### [Stated problem]
Check every line below for the string "https", and copy the lines that contain it.

Stored data:
↓
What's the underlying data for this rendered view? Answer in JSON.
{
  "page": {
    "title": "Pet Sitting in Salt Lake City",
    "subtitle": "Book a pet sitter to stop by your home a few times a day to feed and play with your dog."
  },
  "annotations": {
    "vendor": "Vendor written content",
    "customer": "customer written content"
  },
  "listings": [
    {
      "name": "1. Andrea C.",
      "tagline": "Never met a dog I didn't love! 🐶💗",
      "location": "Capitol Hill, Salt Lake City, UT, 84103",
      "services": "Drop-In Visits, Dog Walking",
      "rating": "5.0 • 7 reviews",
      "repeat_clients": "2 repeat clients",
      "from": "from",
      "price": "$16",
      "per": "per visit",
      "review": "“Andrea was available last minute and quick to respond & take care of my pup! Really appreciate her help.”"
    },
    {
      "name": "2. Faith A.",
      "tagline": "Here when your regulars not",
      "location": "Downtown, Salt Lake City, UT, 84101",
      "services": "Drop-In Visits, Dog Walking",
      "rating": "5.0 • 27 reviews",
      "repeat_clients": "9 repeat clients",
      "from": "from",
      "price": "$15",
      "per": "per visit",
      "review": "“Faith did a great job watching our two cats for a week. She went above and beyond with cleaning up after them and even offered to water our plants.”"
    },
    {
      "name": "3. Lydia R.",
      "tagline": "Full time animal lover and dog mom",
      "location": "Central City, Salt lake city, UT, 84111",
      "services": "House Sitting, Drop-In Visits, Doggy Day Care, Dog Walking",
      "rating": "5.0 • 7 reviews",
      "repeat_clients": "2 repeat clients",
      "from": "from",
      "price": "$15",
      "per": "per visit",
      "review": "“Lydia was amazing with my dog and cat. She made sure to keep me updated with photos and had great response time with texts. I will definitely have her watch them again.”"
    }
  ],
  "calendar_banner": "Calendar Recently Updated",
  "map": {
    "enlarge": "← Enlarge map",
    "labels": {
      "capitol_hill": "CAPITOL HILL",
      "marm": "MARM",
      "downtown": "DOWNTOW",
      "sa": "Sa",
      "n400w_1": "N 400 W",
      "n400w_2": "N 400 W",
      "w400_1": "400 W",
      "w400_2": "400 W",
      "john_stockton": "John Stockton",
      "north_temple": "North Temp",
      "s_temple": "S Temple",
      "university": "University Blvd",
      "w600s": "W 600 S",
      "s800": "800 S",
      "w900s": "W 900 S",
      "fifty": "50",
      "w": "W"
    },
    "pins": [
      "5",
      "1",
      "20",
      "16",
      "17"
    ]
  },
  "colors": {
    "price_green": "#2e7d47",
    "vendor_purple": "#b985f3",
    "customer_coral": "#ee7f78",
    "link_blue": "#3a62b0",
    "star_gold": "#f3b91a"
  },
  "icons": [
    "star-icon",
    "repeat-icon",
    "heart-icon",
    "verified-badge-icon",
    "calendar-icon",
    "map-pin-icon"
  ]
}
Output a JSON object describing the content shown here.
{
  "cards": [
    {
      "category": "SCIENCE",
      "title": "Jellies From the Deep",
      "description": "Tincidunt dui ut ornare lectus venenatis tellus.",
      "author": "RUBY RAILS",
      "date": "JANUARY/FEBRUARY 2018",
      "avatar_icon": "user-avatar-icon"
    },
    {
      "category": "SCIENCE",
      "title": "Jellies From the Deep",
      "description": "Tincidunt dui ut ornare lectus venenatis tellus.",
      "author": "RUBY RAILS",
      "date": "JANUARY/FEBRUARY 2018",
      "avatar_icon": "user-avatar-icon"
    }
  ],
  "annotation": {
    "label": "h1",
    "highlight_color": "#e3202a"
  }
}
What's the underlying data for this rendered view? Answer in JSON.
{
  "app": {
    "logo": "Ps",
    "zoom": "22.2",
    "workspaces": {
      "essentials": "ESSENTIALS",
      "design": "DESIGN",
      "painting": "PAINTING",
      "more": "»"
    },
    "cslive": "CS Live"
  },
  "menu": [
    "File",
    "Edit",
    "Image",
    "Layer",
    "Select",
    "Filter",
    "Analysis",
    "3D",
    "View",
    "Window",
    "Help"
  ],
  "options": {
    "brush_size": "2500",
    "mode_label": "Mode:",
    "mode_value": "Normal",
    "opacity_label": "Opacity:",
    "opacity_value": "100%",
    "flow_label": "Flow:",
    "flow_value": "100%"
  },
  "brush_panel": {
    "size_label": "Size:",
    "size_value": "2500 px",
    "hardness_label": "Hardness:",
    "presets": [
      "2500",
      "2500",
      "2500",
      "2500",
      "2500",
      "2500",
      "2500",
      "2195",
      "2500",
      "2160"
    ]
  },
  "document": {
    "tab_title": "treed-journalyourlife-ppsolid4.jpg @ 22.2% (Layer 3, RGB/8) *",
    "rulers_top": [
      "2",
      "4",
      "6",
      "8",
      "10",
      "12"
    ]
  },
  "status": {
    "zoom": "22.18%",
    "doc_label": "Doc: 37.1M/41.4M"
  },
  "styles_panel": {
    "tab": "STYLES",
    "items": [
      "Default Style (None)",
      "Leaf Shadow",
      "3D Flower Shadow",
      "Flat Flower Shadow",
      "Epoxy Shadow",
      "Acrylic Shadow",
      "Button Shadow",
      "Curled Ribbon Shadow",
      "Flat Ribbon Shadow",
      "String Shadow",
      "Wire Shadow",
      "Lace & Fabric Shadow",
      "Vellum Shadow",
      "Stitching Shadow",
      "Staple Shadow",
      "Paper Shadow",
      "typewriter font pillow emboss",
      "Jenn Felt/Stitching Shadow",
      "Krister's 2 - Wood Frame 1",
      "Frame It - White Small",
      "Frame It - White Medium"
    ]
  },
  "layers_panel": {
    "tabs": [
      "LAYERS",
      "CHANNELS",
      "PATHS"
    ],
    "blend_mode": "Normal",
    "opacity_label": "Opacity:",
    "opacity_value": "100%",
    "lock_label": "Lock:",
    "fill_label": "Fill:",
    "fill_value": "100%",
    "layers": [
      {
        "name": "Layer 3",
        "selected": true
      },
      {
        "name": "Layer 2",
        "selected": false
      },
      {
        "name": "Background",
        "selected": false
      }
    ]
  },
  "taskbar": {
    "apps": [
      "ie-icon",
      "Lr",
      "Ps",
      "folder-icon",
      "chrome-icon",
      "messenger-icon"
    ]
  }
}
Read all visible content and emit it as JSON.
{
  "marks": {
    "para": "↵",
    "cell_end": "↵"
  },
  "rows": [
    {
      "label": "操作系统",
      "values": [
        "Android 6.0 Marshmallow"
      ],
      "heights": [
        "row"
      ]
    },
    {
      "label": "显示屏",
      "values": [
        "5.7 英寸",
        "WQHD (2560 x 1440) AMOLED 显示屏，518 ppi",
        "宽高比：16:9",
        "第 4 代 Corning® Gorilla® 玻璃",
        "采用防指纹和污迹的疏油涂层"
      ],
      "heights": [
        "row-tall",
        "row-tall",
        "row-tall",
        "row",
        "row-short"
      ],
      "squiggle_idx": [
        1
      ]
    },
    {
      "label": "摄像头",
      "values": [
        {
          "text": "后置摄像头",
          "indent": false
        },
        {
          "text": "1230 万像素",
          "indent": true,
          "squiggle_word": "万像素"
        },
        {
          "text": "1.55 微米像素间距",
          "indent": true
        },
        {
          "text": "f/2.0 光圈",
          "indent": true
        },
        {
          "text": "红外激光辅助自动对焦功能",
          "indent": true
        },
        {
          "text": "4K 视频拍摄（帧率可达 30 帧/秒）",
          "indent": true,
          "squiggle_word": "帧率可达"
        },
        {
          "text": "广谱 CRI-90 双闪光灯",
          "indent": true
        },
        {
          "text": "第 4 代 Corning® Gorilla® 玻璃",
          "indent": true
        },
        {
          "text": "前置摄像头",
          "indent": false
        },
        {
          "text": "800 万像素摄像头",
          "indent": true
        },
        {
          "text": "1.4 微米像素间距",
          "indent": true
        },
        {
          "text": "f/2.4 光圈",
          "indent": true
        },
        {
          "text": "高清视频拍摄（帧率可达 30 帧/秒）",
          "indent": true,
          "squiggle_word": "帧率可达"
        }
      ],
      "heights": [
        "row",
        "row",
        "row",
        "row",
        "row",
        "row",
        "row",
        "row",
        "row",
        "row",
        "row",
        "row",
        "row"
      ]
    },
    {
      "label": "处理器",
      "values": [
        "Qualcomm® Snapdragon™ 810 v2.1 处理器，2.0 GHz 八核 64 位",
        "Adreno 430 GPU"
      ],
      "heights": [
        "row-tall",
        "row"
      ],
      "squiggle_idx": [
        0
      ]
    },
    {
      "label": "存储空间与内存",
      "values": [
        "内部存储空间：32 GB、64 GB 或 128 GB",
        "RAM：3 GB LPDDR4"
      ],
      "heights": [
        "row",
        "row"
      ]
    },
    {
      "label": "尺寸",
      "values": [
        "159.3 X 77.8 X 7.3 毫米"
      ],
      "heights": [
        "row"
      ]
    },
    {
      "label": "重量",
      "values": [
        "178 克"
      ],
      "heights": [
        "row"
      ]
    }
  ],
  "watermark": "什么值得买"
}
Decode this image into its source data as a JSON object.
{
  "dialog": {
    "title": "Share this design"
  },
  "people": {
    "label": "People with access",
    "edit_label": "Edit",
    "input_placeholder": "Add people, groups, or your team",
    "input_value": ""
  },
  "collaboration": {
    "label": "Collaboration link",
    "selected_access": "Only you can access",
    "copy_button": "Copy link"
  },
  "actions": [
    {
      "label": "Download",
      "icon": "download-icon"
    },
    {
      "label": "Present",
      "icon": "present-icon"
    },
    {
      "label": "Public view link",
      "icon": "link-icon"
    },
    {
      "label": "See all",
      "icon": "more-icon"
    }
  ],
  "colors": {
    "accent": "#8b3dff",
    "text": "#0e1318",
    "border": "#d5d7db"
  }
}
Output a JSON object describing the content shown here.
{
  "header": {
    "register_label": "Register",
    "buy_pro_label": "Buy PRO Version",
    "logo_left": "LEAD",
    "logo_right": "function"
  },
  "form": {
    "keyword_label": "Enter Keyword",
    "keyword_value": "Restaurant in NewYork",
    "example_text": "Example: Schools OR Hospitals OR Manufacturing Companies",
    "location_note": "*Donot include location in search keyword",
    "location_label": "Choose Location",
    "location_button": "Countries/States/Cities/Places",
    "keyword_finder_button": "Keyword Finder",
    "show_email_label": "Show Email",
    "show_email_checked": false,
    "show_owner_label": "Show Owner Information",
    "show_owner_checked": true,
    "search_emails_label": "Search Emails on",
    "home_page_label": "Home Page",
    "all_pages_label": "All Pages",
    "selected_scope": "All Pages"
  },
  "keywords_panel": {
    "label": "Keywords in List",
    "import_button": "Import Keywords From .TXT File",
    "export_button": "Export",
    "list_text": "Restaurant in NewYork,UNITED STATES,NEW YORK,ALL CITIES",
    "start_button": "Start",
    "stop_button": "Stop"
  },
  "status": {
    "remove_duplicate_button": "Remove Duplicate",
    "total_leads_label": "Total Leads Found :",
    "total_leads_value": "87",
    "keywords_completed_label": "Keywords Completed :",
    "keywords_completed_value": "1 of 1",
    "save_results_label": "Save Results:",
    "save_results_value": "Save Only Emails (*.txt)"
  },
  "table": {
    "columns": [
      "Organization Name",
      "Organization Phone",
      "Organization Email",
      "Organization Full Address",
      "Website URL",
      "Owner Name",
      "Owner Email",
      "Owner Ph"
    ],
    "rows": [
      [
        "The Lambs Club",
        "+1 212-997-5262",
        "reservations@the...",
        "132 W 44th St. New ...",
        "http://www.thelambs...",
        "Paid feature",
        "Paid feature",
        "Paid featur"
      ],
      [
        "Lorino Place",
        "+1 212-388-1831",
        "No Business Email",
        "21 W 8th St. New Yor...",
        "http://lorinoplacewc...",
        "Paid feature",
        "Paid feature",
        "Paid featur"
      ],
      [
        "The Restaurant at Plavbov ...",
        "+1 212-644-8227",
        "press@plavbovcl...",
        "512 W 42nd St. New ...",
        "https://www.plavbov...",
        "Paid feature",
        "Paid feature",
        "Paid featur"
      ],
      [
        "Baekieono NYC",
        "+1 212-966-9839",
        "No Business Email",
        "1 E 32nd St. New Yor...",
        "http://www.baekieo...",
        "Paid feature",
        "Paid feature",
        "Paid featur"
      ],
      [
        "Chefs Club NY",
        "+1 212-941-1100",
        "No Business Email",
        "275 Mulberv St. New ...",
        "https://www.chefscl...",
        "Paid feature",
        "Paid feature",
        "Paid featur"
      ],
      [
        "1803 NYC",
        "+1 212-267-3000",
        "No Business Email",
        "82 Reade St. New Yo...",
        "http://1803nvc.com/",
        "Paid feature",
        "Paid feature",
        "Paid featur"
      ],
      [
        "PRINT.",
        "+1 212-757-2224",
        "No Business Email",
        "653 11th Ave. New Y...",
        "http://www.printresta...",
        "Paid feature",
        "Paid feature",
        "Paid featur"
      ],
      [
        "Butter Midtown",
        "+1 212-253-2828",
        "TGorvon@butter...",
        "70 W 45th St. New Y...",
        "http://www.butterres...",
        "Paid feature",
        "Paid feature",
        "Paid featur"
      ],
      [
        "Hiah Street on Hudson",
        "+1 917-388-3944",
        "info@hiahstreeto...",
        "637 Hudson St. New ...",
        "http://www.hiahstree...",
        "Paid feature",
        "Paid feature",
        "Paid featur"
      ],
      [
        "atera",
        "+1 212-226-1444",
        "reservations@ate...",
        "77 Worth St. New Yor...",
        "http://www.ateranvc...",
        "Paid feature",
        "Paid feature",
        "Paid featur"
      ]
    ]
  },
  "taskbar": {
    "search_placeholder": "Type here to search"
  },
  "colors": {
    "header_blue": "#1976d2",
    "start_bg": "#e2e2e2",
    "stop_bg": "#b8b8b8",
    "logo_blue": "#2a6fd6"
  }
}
↑
### [Result]
        "https://www.plavbov...",
        "https://www.chefscl...",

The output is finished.